** start Entries provided **

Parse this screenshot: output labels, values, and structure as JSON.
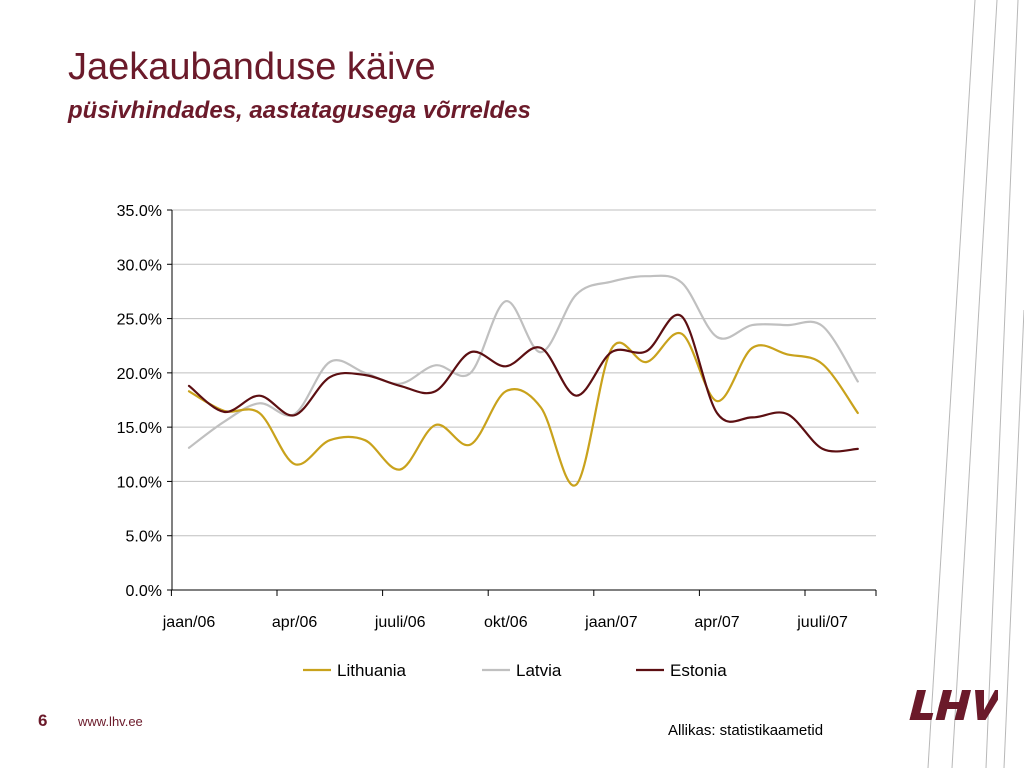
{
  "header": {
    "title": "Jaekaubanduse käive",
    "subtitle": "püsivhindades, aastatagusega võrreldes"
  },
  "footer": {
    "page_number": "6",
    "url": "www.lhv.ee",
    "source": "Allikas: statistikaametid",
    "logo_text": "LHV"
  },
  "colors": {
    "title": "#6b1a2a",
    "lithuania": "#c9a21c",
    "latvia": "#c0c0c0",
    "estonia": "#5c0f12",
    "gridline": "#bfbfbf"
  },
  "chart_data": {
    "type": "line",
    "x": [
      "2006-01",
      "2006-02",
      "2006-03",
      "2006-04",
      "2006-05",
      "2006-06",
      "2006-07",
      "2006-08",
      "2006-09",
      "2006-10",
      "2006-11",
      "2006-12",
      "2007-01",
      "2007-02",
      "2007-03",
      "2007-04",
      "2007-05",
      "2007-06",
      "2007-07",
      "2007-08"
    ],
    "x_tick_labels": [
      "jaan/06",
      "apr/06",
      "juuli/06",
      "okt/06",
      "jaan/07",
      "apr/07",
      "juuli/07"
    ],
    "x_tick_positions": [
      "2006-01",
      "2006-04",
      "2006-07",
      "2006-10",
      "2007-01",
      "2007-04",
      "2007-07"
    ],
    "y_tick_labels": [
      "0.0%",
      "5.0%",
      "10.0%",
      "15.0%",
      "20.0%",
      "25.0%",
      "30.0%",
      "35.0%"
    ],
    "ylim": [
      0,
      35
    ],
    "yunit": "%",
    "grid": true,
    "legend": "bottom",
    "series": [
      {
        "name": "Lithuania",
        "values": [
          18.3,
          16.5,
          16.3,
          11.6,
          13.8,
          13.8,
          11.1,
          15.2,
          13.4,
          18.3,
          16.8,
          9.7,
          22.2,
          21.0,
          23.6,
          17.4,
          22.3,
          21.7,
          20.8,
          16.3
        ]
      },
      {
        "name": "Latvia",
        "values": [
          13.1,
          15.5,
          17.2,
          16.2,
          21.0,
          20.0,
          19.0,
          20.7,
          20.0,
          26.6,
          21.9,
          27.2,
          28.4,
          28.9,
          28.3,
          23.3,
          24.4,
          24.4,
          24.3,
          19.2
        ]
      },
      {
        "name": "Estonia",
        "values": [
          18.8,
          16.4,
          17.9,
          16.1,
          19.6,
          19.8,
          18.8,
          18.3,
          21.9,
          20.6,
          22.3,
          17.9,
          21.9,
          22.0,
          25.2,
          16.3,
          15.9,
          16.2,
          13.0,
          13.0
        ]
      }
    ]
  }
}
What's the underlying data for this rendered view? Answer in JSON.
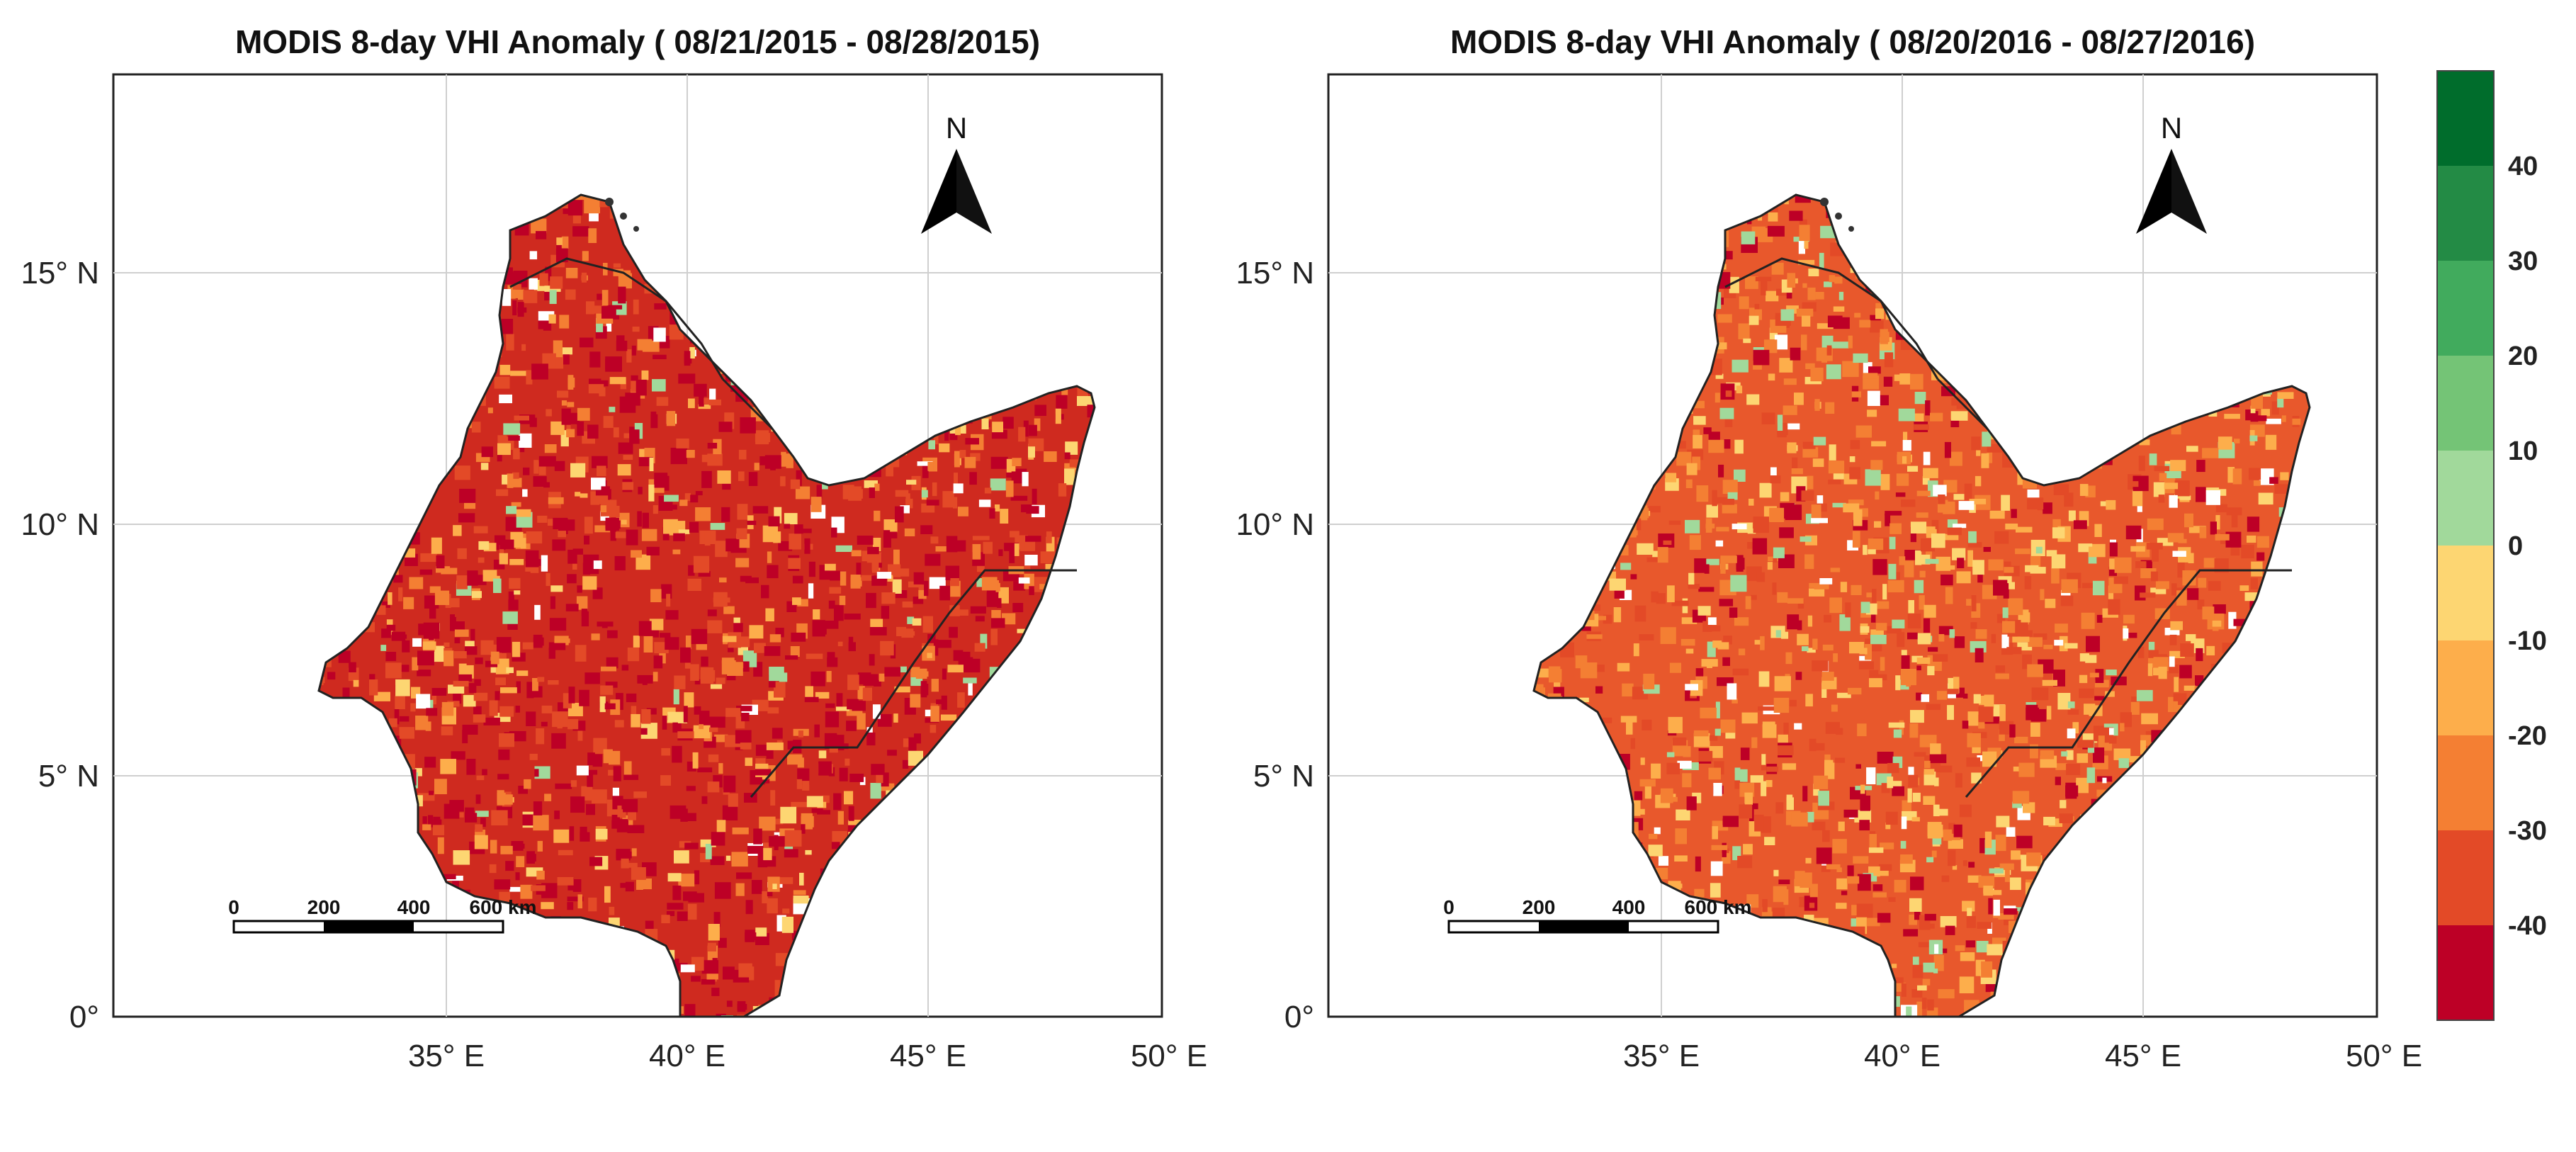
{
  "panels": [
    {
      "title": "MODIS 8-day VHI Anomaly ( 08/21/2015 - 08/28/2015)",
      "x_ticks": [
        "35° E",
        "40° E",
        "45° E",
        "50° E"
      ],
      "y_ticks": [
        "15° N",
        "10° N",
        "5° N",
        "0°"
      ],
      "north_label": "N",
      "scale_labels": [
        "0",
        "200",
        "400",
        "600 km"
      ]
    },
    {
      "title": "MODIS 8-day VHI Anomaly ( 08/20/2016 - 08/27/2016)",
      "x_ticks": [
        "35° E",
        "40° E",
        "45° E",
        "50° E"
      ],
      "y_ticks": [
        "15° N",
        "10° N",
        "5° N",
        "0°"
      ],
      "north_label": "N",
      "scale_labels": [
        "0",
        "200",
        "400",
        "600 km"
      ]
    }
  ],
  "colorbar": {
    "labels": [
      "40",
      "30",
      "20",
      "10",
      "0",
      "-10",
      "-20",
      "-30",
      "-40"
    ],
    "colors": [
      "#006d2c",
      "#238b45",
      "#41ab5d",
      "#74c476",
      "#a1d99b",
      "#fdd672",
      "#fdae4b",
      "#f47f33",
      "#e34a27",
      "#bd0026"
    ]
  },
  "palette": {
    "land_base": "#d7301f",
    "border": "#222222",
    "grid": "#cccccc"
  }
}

** end Entries provided **

__Direction__
Print every record above exactly as written, leaving out the pictures.

__Exercise output__
Parse this screenshot: output labels, values, and structure as JSON.
{
  "header": {
    "title": "Jaekaubanduse käive",
    "subtitle": "püsivhindades, aastatagusega võrreldes"
  },
  "footer": {
    "page_number": "6",
    "url": "www.lhv.ee",
    "source": "Allikas: statistikaametid",
    "logo_text": "LHV"
  },
  "colors": {
    "title": "#6b1a2a",
    "lithuania": "#c9a21c",
    "latvia": "#c0c0c0",
    "estonia": "#5c0f12",
    "gridline": "#bfbfbf"
  },
  "chart_data": {
    "type": "line",
    "x": [
      "2006-01",
      "2006-02",
      "2006-03",
      "2006-04",
      "2006-05",
      "2006-06",
      "2006-07",
      "2006-08",
      "2006-09",
      "2006-10",
      "2006-11",
      "2006-12",
      "2007-01",
      "2007-02",
      "2007-03",
      "2007-04",
      "2007-05",
      "2007-06",
      "2007-07",
      "2007-08"
    ],
    "x_tick_labels": [
      "jaan/06",
      "apr/06",
      "juuli/06",
      "okt/06",
      "jaan/07",
      "apr/07",
      "juuli/07"
    ],
    "x_tick_positions": [
      "2006-01",
      "2006-04",
      "2006-07",
      "2006-10",
      "2007-01",
      "2007-04",
      "2007-07"
    ],
    "y_tick_labels": [
      "0.0%",
      "5.0%",
      "10.0%",
      "15.0%",
      "20.0%",
      "25.0%",
      "30.0%",
      "35.0%"
    ],
    "ylim": [
      0,
      35
    ],
    "yunit": "%",
    "grid": true,
    "legend": "bottom",
    "series": [
      {
        "name": "Lithuania",
        "values": [
          18.3,
          16.5,
          16.3,
          11.6,
          13.8,
          13.8,
          11.1,
          15.2,
          13.4,
          18.3,
          16.8,
          9.7,
          22.2,
          21.0,
          23.6,
          17.4,
          22.3,
          21.7,
          20.8,
          16.3
        ]
      },
      {
        "name": "Latvia",
        "values": [
          13.1,
          15.5,
          17.2,
          16.2,
          21.0,
          20.0,
          19.0,
          20.7,
          20.0,
          26.6,
          21.9,
          27.2,
          28.4,
          28.9,
          28.3,
          23.3,
          24.4,
          24.4,
          24.3,
          19.2
        ]
      },
      {
        "name": "Estonia",
        "values": [
          18.8,
          16.4,
          17.9,
          16.1,
          19.6,
          19.8,
          18.8,
          18.3,
          21.9,
          20.6,
          22.3,
          17.9,
          21.9,
          22.0,
          25.2,
          16.3,
          15.9,
          16.2,
          13.0,
          13.0
        ]
      }
    ]
  }
}
What's the underlying data for this rendered view? Answer in JSON.
{
  "panels": [
    {
      "title": "MODIS 8-day VHI Anomaly ( 08/21/2015 - 08/28/2015)",
      "x_ticks": [
        "35° E",
        "40° E",
        "45° E",
        "50° E"
      ],
      "y_ticks": [
        "15° N",
        "10° N",
        "5° N",
        "0°"
      ],
      "north_label": "N",
      "scale_labels": [
        "0",
        "200",
        "400",
        "600 km"
      ]
    },
    {
      "title": "MODIS 8-day VHI Anomaly ( 08/20/2016 - 08/27/2016)",
      "x_ticks": [
        "35° E",
        "40° E",
        "45° E",
        "50° E"
      ],
      "y_ticks": [
        "15° N",
        "10° N",
        "5° N",
        "0°"
      ],
      "north_label": "N",
      "scale_labels": [
        "0",
        "200",
        "400",
        "600 km"
      ]
    }
  ],
  "colorbar": {
    "labels": [
      "40",
      "30",
      "20",
      "10",
      "0",
      "-10",
      "-20",
      "-30",
      "-40"
    ],
    "colors": [
      "#006d2c",
      "#238b45",
      "#41ab5d",
      "#74c476",
      "#a1d99b",
      "#fdd672",
      "#fdae4b",
      "#f47f33",
      "#e34a27",
      "#bd0026"
    ]
  },
  "palette": {
    "land_base": "#d7301f",
    "border": "#222222",
    "grid": "#cccccc"
  }
}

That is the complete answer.